Start Material provided
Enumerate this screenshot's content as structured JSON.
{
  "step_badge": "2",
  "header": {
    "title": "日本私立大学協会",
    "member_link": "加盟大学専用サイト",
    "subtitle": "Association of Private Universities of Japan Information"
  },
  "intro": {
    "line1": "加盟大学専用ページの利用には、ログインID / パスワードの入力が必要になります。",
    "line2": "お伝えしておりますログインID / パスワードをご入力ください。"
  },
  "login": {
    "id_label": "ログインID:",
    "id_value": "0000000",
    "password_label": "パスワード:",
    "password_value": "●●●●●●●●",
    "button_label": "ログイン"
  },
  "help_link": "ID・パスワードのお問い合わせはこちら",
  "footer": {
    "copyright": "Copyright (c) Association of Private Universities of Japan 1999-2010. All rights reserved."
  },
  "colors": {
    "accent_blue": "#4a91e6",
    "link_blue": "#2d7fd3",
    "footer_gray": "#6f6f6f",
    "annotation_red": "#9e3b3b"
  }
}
End Material provided
What you have to do
Repeat every line of the material exactly as given.

Result below
Enumerate this screenshot's content as structured JSON.
{
  "step_badge": "2",
  "header": {
    "title": "日本私立大学協会",
    "member_link": "加盟大学専用サイト",
    "subtitle": "Association of Private Universities of Japan Information"
  },
  "intro": {
    "line1": "加盟大学専用ページの利用には、ログインID / パスワードの入力が必要になります。",
    "line2": "お伝えしておりますログインID / パスワードをご入力ください。"
  },
  "login": {
    "id_label": "ログインID:",
    "id_value": "0000000",
    "password_label": "パスワード:",
    "password_value": "●●●●●●●●",
    "button_label": "ログイン"
  },
  "help_link": "ID・パスワードのお問い合わせはこちら",
  "footer": {
    "copyright": "Copyright (c) Association of Private Universities of Japan 1999-2010. All rights reserved."
  },
  "colors": {
    "accent_blue": "#4a91e6",
    "link_blue": "#2d7fd3",
    "footer_gray": "#6f6f6f",
    "annotation_red": "#9e3b3b"
  }
}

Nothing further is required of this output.